__Stated task__.
Check each line below for the word "信访条例", and copy those that have it.

__Source material__.
——
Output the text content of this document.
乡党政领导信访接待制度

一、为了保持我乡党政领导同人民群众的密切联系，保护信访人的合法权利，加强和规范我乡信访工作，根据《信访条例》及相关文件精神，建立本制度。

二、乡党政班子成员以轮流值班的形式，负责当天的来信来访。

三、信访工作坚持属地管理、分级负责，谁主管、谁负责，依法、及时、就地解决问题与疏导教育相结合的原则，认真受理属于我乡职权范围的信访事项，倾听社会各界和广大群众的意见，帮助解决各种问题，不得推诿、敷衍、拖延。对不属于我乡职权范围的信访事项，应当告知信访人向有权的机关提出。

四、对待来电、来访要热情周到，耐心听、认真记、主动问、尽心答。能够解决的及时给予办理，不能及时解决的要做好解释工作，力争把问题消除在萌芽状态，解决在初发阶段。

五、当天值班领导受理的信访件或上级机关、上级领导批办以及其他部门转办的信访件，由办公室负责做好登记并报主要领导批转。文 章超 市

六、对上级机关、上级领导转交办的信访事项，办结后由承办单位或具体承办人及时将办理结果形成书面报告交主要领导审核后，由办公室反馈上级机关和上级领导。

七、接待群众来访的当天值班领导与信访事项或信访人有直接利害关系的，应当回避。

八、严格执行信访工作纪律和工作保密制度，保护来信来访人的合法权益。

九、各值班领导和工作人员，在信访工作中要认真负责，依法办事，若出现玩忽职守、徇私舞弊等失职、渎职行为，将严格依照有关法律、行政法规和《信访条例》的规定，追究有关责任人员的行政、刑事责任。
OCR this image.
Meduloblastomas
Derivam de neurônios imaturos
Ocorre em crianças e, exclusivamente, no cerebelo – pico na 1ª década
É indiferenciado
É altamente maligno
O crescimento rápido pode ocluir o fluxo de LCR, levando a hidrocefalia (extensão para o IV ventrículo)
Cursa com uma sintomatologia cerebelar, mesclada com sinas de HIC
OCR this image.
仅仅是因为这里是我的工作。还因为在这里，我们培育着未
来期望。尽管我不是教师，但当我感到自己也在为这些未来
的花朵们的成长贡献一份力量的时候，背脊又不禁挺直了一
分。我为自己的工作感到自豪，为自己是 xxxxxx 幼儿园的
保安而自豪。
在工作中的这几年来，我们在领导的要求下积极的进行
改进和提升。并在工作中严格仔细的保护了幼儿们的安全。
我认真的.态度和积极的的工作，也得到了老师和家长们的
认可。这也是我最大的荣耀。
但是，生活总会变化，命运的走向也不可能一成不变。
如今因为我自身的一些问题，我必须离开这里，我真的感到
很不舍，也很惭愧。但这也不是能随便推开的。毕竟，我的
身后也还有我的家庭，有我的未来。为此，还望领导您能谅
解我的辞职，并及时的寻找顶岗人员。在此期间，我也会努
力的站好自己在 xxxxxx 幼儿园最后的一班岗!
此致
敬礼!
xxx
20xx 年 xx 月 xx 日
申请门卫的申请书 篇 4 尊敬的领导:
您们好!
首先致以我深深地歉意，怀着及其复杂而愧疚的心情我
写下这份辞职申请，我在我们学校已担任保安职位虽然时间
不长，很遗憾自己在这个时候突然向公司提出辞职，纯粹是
——
__Answer for the task__.
一、为了保持我乡党政领导同人民群众的密切联系，保护信访人的合法权利，加强和规范我乡信访工作，根据《信访条例》及相关文件精神，建立本制度。
九、各值班领导和工作人员，在信访工作中要认真负责，依法办事，若出现玩忽职守、徇私舞弊等失职、渎职行为，将严格依照有关法律、行政法规和《信访条例》的规定，追究有关责任人员的行政、刑事责任。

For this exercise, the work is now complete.